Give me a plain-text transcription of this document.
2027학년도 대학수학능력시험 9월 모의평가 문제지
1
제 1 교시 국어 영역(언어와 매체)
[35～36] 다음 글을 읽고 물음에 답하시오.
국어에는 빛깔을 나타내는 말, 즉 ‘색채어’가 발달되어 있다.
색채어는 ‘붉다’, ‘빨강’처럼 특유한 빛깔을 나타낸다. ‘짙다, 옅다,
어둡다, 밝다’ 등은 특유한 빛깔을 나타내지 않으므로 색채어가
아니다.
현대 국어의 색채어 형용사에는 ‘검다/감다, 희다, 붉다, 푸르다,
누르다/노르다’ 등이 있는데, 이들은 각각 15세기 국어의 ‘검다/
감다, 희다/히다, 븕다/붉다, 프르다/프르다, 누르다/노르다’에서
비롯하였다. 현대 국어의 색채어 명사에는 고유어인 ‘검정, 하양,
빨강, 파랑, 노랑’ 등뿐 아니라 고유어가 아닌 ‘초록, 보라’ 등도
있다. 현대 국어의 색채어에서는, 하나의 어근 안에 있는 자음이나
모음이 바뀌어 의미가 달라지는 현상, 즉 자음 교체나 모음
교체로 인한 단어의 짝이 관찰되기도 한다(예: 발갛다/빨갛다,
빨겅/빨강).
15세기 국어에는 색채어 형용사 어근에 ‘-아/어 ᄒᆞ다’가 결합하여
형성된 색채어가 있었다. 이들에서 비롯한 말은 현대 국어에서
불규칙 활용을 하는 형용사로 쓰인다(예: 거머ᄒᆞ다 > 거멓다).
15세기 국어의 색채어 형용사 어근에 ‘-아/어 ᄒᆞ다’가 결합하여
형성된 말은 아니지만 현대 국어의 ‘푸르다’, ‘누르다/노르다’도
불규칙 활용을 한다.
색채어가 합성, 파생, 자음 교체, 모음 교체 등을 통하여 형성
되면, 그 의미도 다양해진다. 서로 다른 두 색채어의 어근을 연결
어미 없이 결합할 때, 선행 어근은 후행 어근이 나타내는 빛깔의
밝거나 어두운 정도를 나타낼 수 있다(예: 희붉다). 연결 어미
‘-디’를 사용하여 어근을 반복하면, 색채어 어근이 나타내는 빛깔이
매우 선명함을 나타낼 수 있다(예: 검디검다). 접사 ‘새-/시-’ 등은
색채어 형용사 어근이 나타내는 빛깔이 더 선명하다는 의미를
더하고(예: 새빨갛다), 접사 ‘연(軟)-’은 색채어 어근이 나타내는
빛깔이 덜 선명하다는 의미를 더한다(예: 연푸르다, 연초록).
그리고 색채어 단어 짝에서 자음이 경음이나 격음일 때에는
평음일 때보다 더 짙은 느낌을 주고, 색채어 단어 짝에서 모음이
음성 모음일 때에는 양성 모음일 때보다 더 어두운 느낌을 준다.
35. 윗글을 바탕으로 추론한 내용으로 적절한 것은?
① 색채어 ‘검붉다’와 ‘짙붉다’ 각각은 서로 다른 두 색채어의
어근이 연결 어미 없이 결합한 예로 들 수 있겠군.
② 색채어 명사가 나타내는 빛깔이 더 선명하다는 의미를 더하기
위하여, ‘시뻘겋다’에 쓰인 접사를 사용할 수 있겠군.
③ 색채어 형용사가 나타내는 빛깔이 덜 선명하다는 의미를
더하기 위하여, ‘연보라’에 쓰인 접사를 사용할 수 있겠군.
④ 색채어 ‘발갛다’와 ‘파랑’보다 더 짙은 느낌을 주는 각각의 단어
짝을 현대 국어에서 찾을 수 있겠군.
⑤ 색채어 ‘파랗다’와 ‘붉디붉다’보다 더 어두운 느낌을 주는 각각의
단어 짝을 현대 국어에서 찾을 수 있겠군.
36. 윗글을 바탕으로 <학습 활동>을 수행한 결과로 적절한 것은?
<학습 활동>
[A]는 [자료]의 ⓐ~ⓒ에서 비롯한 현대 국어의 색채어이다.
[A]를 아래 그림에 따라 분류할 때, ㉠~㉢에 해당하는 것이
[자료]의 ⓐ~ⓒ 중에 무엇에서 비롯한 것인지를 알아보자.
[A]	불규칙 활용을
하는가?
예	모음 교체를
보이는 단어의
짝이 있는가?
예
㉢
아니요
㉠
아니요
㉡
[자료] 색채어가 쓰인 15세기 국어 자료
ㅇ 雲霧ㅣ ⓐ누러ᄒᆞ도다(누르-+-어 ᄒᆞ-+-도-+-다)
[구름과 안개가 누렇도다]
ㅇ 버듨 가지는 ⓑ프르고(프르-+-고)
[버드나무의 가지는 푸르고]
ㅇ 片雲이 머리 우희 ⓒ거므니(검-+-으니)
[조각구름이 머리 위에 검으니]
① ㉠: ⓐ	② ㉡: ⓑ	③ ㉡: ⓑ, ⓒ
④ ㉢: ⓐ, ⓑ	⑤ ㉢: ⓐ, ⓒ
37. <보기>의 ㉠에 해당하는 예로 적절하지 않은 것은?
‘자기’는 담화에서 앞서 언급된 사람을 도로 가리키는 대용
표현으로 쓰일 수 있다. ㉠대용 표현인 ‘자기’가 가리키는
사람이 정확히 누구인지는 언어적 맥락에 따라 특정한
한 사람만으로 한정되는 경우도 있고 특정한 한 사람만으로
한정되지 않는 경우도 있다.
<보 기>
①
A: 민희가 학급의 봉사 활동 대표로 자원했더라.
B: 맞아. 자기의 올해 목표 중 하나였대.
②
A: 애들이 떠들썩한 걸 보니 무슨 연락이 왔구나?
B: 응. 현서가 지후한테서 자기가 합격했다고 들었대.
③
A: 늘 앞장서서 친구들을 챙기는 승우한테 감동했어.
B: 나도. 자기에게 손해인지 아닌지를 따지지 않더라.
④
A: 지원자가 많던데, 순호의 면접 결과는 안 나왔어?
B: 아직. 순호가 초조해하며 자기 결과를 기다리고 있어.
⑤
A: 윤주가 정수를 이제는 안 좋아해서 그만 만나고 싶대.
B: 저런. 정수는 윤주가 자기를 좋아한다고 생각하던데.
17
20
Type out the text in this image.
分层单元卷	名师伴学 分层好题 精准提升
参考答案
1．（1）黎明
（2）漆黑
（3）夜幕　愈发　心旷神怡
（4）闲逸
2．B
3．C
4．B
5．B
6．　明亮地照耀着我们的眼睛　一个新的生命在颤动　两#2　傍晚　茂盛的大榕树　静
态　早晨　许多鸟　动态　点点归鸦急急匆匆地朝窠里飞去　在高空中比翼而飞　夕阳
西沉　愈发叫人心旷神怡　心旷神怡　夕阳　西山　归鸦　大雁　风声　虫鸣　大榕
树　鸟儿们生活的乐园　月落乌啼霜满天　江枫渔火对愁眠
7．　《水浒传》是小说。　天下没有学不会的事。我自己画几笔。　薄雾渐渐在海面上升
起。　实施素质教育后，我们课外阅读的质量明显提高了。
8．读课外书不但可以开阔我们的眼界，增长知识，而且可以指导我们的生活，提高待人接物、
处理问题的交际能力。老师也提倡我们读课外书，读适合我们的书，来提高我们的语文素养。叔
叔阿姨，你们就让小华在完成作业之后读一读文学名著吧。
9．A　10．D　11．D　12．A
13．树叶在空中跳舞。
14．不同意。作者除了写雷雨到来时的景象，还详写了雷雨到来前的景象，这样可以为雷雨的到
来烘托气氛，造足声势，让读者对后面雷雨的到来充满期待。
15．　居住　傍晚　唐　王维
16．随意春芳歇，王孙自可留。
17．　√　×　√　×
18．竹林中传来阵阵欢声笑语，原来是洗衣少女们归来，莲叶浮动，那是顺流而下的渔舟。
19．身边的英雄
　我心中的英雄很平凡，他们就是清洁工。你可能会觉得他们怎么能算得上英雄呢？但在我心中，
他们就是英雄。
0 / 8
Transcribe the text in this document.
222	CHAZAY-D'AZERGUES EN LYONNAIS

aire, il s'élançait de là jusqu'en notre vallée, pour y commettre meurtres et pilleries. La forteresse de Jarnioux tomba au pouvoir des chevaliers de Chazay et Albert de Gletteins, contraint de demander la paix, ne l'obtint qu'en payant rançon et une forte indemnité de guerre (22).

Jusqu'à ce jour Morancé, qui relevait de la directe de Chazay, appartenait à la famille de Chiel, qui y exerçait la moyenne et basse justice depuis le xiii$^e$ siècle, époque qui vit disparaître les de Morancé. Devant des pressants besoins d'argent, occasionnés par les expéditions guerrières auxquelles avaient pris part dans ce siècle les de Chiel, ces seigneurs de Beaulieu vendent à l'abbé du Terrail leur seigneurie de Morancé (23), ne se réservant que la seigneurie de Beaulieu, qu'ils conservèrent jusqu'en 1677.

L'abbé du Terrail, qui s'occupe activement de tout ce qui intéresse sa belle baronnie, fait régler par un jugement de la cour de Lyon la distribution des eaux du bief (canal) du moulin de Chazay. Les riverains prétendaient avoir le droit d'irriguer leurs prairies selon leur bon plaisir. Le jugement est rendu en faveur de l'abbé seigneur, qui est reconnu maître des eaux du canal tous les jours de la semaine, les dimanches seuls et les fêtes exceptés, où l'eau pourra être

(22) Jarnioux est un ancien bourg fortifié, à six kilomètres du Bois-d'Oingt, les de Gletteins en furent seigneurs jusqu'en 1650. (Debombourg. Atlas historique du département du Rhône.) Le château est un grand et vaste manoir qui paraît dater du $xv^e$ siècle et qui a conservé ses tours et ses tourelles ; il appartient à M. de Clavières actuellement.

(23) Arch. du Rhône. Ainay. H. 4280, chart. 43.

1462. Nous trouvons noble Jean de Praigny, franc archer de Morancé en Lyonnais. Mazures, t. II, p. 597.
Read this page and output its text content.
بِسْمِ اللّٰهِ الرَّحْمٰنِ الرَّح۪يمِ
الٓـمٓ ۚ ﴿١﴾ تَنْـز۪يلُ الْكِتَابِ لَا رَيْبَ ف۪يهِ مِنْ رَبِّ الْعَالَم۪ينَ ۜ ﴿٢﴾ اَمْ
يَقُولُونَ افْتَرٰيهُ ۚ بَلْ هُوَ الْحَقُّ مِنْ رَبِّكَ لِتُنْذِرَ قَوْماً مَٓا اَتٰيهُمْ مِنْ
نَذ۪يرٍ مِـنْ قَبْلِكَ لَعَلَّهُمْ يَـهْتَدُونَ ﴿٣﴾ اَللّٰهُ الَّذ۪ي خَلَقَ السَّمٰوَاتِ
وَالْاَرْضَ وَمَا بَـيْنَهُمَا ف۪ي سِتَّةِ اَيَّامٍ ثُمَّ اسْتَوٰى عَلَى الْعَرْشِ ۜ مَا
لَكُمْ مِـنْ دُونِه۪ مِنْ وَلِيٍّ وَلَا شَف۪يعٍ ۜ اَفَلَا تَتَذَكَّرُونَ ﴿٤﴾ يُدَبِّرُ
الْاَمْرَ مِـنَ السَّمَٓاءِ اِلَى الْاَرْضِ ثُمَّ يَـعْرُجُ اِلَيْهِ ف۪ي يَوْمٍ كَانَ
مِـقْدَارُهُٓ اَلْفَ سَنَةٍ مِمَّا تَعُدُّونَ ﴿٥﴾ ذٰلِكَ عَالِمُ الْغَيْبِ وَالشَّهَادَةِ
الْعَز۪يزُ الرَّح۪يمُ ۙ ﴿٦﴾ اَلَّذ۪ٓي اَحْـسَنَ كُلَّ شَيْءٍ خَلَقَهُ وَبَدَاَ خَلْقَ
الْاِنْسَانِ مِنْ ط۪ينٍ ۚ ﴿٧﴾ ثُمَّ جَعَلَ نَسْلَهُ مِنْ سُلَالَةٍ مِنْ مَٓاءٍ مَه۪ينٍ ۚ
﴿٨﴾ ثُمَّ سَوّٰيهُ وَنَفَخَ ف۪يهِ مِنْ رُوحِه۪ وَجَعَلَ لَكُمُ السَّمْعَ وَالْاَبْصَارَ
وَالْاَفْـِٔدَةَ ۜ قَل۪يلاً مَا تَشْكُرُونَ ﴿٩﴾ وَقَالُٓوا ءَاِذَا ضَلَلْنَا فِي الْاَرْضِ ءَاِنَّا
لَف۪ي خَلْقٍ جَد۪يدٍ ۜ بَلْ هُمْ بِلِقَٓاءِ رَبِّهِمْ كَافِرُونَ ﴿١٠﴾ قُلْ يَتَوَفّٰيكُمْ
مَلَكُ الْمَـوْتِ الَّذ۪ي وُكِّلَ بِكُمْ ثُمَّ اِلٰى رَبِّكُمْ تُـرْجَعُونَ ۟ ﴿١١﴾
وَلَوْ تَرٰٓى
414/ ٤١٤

---------------

_Problem statement:_ Determine the number of lines in the listing that hold the word "국어에서", and supply that number and nothing further.

_Task answer:_ 3